>> Begin Provided records

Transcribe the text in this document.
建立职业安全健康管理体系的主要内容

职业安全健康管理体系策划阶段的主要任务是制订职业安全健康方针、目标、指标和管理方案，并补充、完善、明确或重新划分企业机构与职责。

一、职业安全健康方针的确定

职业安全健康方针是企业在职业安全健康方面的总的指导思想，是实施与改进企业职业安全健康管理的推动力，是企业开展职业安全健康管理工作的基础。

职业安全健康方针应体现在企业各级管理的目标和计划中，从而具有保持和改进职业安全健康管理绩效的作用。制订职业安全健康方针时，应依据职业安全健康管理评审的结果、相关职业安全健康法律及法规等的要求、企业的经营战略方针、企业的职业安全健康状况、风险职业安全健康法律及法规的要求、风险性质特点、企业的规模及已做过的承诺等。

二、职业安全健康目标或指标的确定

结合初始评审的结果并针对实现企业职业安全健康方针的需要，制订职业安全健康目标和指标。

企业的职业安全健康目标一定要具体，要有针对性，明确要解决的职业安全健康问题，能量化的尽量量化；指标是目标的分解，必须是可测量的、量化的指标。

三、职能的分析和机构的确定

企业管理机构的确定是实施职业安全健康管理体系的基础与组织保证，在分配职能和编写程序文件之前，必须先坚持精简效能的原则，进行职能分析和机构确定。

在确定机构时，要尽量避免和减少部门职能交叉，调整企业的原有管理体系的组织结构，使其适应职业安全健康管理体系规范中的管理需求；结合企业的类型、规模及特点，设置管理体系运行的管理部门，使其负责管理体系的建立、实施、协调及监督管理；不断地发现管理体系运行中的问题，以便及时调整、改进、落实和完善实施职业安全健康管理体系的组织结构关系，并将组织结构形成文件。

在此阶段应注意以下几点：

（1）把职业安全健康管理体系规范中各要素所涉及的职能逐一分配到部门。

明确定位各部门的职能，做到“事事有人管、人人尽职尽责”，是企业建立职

>> End Provided records

Task statement
Reproduce the material in full, with no word added or dropped.

Result of the exercise
Transcribe the text in this document.
建立职业安全健康管理体系的主要内容

职业安全健康管理体系策划阶段的主要任务是制订职业安全健康方针、目标、指标和管理方案，并补充、完善、明确或重新划分企业机构与职责。

一、职业安全健康方针的确定

职业安全健康方针是企业在职业安全健康方面的总的指导思想，是实施与改进企业职业安全健康管理的推动力，是企业开展职业安全健康管理工作的基础。

职业安全健康方针应体现在企业各级管理的目标和计划中，从而具有保持和改进职业安全健康管理绩效的作用。制订职业安全健康方针时，应依据职业安全健康管理评审的结果、相关职业安全健康法律及法规等的要求、企业的经营战略方针、企业的职业安全健康状况、风险职业安全健康法律及法规的要求、风险性质特点、企业的规模及已做过的承诺等。

二、职业安全健康目标或指标的确定

结合初始评审的结果并针对实现企业职业安全健康方针的需要，制订职业安全健康目标和指标。

企业的职业安全健康目标一定要具体，要有针对性，明确要解决的职业安全健康问题，能量化的尽量量化；指标是目标的分解，必须是可测量的、量化的指标。

三、职能的分析和机构的确定

企业管理机构的确定是实施职业安全健康管理体系的基础与组织保证，在分配职能和编写程序文件之前，必须先坚持精简效能的原则，进行职能分析和机构确定。

在确定机构时，要尽量避免和减少部门职能交叉，调整企业的原有管理体系的组织结构，使其适应职业安全健康管理体系规范中的管理需求；结合企业的类型、规模及特点，设置管理体系运行的管理部门，使其负责管理体系的建立、实施、协调及监督管理；不断地发现管理体系运行中的问题，以便及时调整、改进、落实和完善实施职业安全健康管理体系的组织结构关系，并将组织结构形成文件。

在此阶段应注意以下几点：

（1）把职业安全健康管理体系规范中各要素所涉及的职能逐一分配到部门。

明确定位各部门的职能，做到“事事有人管、人人尽职尽责”，是企业建立职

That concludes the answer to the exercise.